%%
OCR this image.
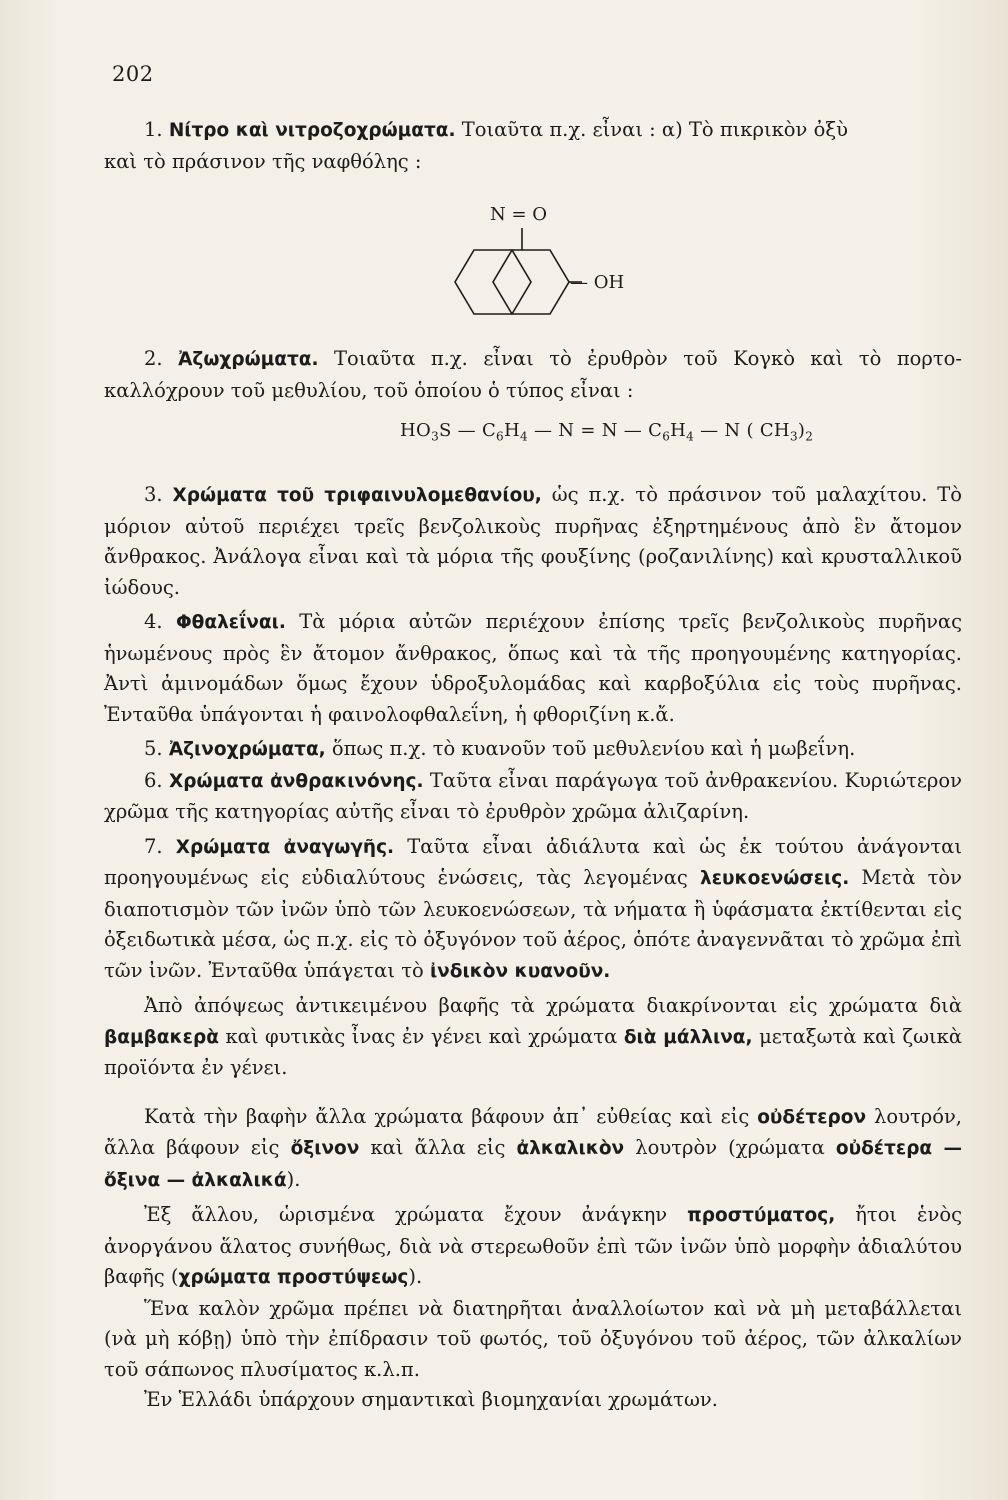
202

1. Νίτρο καὶ νιτροζοχρώματα. Τοιαῦτα π.χ. εἶναι : α) Τὸ πικρικὸν ὀξὺ

καὶ τὸ πράσινον τῆς ναφθόλης :

N = O
— OH

2. Ἀζωχρώματα. Τοιαῦτα π.χ. εἶναι τὸ ἐρυθρὸν τοῦ Κογκὸ καὶ τὸ πορτο-καλλόχρουν τοῦ μεθυλίου, τοῦ ὁποίου ὁ τύπος εἶναι :

$HO_3S$ — $C_6H_4$ — N = N — $C_6H_4$ — N ( $CH_3)_2$

3. Χρώματα τοῦ τριφαινυλομεθανίου, ὡς π.χ. τὸ πράσινον τοῦ μαλαχίτου. Τὸ μόριον αὐτοῦ περιέχει τρεῖς βενζολικοὺς πυρῆνας ἐξηρτημένους ἀπὸ ἓν ἄτομον ἄνθρακος. Ἀνάλογα εἶναι καὶ τὰ μόρια τῆς φουξίνης (ροζανιλίνης) καὶ κρυσταλλικοῦ ἰώδους.

4. Φθαλεΐναι. Τὰ μόρια αὐτῶν περιέχουν ἐπίσης τρεῖς βενζολικοὺς πυρῆνας ἡνωμένους πρὸς ἓν ἄτομον ἄνθρακος, ὅπως καὶ τὰ τῆς προηγουμένης κατηγορίας. Ἀντὶ ἀμινομάδων ὅμως ἔχουν ὑδροξυλομάδας καὶ καρβοξύλια εἰς τοὺς πυρῆνας. Ἐνταῦθα ὑπάγονται ἡ φαινολοφθαλεΐνη, ἡ φθοριζίνη κ.ἄ.

5. Ἀζινοχρώματα, ὅπως π.χ. τὸ κυανοῦν τοῦ μεθυλενίου καὶ ἡ μωβεΐνη.

6. Χρώματα ἀνθρακινόνης. Ταῦτα εἶναι παράγωγα τοῦ ἀνθρακενίου. Κυριώτερον χρῶμα τῆς κατηγορίας αὐτῆς εἶναι τὸ ἐρυθρὸν χρῶμα ἀλιζαρίνη.

7. Χρώματα ἀναγωγῆς. Ταῦτα εἶναι ἀδιάλυτα καὶ ὡς ἐκ τούτου ἀνάγονται προηγουμένως εἰς εὐδιαλύτους ἑνώσεις, τὰς λεγομένας λευκοενώσεις. Μετὰ τὸν διαποτισμὸν τῶν ἰνῶν ὑπὸ τῶν λευκοενώσεων, τὰ νήματα ἢ ὑφάσματα ἐκτίθενται εἰς ὀξειδωτικὰ μέσα, ὡς π.χ. εἰς τὸ ὀξυγόνον τοῦ ἀέρος, ὁπότε ἀναγεννᾶται τὸ χρῶμα ἐπὶ τῶν ἰνῶν. Ἐνταῦθα ὑπάγεται τὸ ἰνδικὸν κυανοῦν.

Ἀπὸ ἀπόψεως ἀντικειμένου βαφῆς τὰ χρώματα διακρίνονται εἰς χρώματα διὰ βαμβακερὰ καὶ φυτικὰς ἶνας ἐν γένει καὶ χρώματα διὰ μάλλινα, μεταξωτὰ καὶ ζωικὰ προϊόντα ἐν γένει.

Κατὰ τὴν βαφὴν ἄλλα χρώματα βάφουν ἀπ᾽ εὐθείας καὶ εἰς οὐδέτερον λουτρόν, ἄλλα βάφουν εἰς ὄξινον καὶ ἄλλα εἰς ἀλκαλικὸν λουτρὸν (χρώματα οὐδέτερα — ὄξινα — ἀλκαλικά).

Ἐξ ἄλλου, ὡρισμένα χρώματα ἔχουν ἀνάγκην προστύματος, ἤτοι ἑνὸς ἀνοργάνου ἅλατος συνήθως, διὰ νὰ στερεωθοῦν ἐπὶ τῶν ἰνῶν ὑπὸ μορφὴν ἀδιαλύτου βαφῆς (χρώματα προστύψεως).

Ἕνα καλὸν χρῶμα πρέπει νὰ διατηρῆται ἀναλλοίωτον καὶ νὰ μὴ μεταβάλλεται (νὰ μὴ κόβῃ) ὑπὸ τὴν ἐπίδρασιν τοῦ φωτός, τοῦ ὀξυγόνου τοῦ ἀέρος, τῶν ἀλκαλίων τοῦ σάπωνος πλυσίματος κ.λ.π.

Ἐν Ἑλλάδι ὑπάρχουν σημαντικαὶ βιομηχανίαι χρωμάτων.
%%
● **Short task**
Scan the lines for the string "κυανοῦν". Pick out every line that has it.

● **Response below**
5. Ἀζινοχρώματα, ὅπως π.χ. τὸ κυανοῦν τοῦ μεθυλενίου καὶ ἡ μωβεΐνη.
7. Χρώματα ἀναγωγῆς. Ταῦτα εἶναι ἀδιάλυτα καὶ ὡς ἐκ τούτου ἀνάγονται προηγουμένως εἰς εὐδιαλύτους ἑνώσεις, τὰς λεγομένας λευκοενώσεις. Μετὰ τὸν διαποτισμὸν τῶν ἰνῶν ὑπὸ τῶν λευκοενώσεων, τὰ νήματα ἢ ὑφάσματα ἐκτίθενται εἰς ὀξειδωτικὰ μέσα, ὡς π.χ. εἰς τὸ ὀξυγόνον τοῦ ἀέρος, ὁπότε ἀναγεννᾶται τὸ χρῶμα ἐπὶ τῶν ἰνῶν. Ἐνταῦθα ὑπάγεται τὸ ἰνδικὸν κυανοῦν.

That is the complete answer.